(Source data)
%%

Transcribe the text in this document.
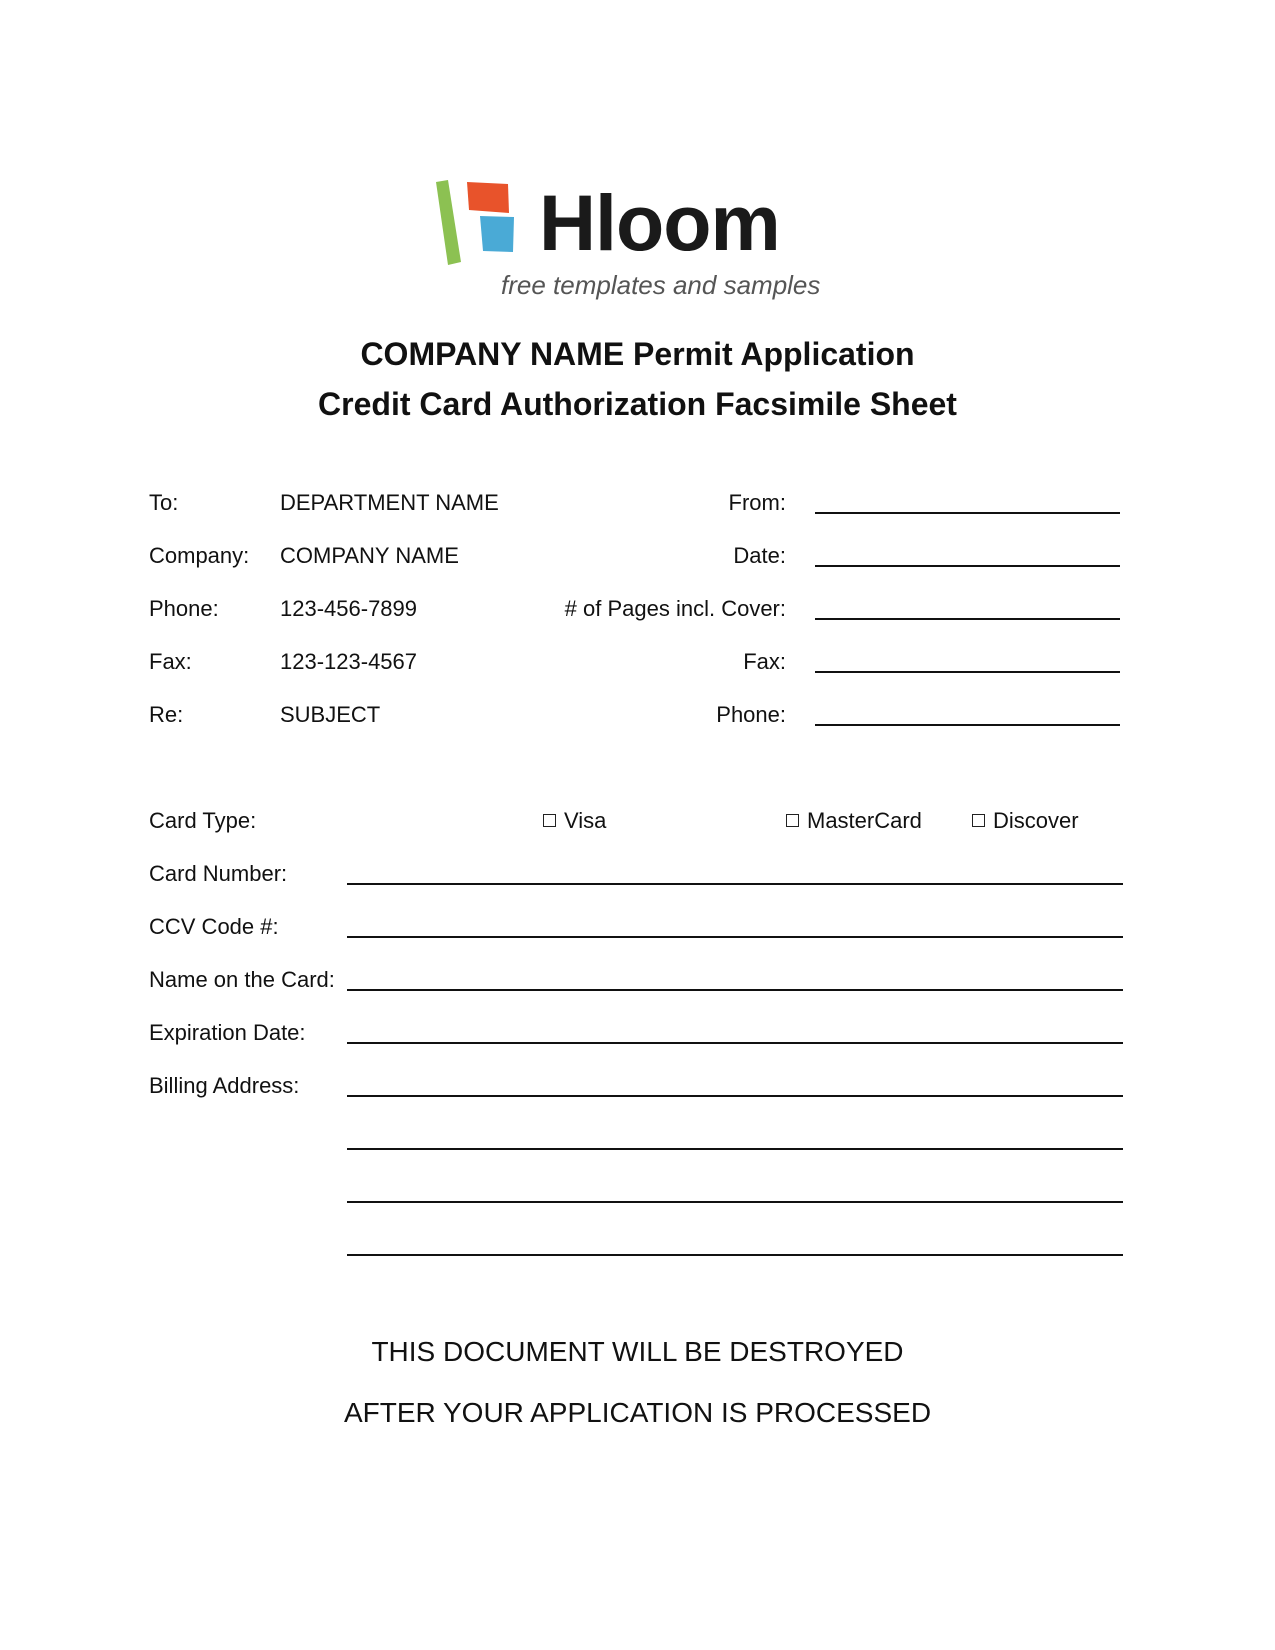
Hloom
free templates and samples
COMPANY NAME Permit Application
Credit Card Authorization Facsimile Sheet
To:	DEPARTMENT NAME
Company: COMPANY NAME
Phone:	123-456-7899
Fax:	123-123-4567
Re:	SUBJECT
From:
Date:
# of Pages incl. Cover:
Fax:
Phone:
Card Type:	Visa	MasterCard	Discover
Card Number:
CCV Code #:
Name on the Card:
Expiration Date:
Billing Address:
THIS DOCUMENT WILL BE DESTROYED
AFTER YOUR APPLICATION IS PROCESSED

%%

-- Given problem --
Restate the full listing verbatim and drop every picture.

-- The completed task --
Transcribe the text in this document.
Hloom
free templates and samples
COMPANY NAME Permit Application
Credit Card Authorization Facsimile Sheet
To:	DEPARTMENT NAME
Company: COMPANY NAME
Phone:	123-456-7899
Fax:	123-123-4567
Re:	SUBJECT
From:
Date:
# of Pages incl. Cover:
Fax:
Phone:
Card Type:	Visa	MasterCard	Discover
Card Number:
CCV Code #:
Name on the Card:
Expiration Date:
Billing Address:
THIS DOCUMENT WILL BE DESTROYED
AFTER YOUR APPLICATION IS PROCESSED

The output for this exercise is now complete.